_TO DO:_
Which lines in the records below contain the word "this"? Copy each of them.

_INFORMATION PROVIDED:_
* * *

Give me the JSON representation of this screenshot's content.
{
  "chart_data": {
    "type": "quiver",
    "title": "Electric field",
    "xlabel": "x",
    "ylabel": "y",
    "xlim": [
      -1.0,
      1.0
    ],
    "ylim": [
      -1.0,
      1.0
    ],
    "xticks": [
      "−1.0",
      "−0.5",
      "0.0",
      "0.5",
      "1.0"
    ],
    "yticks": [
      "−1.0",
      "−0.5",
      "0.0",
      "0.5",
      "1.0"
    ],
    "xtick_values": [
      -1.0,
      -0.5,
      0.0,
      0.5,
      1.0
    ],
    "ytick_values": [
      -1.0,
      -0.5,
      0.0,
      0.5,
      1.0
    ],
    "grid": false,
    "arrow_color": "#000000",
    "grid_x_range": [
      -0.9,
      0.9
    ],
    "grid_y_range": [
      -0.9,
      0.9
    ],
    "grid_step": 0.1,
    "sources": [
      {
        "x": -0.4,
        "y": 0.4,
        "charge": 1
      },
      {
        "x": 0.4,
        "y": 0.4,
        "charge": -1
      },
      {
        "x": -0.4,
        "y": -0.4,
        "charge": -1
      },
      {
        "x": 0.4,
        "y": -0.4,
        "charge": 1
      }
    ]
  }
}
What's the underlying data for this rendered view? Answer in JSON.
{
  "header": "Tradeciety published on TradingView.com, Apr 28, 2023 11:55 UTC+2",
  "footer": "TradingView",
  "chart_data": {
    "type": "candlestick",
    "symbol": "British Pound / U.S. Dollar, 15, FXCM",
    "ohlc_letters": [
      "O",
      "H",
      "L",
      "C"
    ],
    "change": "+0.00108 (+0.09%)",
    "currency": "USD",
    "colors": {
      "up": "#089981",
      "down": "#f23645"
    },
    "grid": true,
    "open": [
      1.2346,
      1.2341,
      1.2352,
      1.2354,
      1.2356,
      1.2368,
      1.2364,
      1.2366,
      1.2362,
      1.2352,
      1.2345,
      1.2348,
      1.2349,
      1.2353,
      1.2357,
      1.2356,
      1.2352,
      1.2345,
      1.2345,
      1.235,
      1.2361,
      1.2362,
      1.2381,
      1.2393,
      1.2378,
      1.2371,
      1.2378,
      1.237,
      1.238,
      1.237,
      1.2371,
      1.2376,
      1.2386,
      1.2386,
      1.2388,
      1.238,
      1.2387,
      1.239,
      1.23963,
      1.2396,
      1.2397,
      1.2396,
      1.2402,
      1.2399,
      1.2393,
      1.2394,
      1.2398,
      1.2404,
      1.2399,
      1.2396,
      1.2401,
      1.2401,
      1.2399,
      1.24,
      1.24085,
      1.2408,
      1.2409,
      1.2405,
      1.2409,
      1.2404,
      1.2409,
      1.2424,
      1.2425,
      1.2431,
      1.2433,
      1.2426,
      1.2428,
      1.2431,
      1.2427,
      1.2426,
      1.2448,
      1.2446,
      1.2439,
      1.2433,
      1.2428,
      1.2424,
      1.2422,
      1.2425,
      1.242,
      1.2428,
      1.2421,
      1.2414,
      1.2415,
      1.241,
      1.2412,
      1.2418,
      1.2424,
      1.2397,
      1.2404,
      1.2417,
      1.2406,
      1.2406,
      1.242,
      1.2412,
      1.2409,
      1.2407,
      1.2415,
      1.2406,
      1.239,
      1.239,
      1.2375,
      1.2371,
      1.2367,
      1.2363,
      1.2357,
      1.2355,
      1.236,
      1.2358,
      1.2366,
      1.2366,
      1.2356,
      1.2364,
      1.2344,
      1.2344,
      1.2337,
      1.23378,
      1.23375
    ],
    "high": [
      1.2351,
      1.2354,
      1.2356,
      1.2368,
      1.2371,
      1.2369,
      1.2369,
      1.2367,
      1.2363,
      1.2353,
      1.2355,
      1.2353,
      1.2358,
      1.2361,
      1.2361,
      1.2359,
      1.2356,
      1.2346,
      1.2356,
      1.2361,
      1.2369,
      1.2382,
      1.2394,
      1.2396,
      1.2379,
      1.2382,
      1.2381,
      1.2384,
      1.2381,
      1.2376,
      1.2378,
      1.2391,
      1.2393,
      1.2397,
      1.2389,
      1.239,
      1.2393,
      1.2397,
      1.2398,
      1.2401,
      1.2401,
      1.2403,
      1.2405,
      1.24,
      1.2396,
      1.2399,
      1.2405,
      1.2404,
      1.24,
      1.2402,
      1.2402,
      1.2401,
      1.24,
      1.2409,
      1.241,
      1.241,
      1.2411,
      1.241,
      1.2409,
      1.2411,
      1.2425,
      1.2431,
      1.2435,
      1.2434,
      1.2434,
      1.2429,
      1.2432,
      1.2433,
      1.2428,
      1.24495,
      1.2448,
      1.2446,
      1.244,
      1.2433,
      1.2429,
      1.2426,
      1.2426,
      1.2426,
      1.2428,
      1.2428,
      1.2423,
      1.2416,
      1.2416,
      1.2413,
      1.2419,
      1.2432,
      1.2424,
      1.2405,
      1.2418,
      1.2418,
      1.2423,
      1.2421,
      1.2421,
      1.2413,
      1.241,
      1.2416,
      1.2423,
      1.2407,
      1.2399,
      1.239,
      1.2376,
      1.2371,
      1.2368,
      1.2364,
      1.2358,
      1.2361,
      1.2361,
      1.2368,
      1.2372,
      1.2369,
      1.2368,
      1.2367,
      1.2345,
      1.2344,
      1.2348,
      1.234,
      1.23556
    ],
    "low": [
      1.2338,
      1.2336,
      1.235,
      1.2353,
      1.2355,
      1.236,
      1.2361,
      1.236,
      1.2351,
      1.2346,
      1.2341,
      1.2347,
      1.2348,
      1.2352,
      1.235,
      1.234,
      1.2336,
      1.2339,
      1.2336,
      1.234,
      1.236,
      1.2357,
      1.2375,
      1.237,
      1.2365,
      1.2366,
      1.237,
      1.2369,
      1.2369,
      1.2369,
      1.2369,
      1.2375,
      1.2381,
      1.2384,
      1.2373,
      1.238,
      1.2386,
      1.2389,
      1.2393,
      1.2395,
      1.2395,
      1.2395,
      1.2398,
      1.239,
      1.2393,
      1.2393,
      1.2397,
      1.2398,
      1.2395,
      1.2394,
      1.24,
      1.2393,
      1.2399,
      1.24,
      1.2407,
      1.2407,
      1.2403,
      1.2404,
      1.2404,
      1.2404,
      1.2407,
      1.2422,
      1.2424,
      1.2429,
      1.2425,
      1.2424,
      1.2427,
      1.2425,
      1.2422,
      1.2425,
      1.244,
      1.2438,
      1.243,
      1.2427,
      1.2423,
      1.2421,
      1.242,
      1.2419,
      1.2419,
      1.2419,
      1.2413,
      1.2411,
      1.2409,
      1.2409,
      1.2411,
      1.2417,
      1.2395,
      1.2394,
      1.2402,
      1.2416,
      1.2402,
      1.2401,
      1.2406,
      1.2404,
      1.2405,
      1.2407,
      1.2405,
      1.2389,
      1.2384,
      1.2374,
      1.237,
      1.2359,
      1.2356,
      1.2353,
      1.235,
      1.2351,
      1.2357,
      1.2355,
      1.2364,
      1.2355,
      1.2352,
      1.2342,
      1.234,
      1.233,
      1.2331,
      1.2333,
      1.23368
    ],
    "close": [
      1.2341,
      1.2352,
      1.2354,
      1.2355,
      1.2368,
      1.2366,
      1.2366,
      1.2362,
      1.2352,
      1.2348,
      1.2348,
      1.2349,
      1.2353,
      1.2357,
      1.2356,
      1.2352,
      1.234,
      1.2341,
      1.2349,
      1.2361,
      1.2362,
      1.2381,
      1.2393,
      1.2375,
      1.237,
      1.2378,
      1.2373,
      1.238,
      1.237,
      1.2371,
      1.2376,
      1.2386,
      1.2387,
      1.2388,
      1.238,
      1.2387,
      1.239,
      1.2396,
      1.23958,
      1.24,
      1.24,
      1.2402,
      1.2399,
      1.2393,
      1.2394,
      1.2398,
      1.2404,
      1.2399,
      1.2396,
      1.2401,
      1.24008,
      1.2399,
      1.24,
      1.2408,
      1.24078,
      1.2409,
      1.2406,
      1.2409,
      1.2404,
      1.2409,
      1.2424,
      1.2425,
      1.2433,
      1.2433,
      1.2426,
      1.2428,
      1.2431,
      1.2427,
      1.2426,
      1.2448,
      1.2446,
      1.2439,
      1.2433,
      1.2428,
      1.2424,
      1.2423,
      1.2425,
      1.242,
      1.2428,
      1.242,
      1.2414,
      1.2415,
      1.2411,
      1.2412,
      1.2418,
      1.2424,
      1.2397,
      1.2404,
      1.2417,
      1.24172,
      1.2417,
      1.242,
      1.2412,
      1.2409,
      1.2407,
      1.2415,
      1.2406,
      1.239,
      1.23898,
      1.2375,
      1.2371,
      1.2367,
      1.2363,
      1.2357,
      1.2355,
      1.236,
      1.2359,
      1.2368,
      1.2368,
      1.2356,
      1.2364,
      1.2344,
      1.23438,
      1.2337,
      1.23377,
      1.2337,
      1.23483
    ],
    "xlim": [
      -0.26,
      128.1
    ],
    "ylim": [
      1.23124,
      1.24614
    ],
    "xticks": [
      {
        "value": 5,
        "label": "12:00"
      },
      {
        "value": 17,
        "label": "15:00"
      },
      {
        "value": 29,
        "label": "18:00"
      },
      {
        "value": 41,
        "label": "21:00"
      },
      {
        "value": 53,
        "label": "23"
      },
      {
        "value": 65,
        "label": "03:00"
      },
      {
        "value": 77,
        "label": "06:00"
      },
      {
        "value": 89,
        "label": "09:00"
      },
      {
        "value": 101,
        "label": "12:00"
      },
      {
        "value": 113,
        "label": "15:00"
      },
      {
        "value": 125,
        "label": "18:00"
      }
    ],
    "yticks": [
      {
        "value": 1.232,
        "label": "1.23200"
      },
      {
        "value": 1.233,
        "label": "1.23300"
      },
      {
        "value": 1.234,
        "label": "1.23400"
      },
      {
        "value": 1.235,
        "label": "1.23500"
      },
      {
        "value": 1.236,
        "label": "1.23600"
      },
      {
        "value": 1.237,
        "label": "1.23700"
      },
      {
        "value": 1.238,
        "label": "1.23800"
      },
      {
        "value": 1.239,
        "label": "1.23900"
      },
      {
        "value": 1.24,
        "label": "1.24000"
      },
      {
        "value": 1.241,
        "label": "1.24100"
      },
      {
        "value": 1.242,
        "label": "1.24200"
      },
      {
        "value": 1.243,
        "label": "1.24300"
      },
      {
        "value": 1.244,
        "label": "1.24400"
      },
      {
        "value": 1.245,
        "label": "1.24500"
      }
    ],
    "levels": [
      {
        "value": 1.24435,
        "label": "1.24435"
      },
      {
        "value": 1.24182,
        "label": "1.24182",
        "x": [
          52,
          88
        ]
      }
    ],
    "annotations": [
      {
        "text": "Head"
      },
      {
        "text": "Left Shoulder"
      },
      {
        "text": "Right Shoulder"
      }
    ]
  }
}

* * *

_EXPECTED ANSWER:_
Give me the JSON representation of this screenshot's content.
What's the underlying data for this rendered view? Answer in JSON.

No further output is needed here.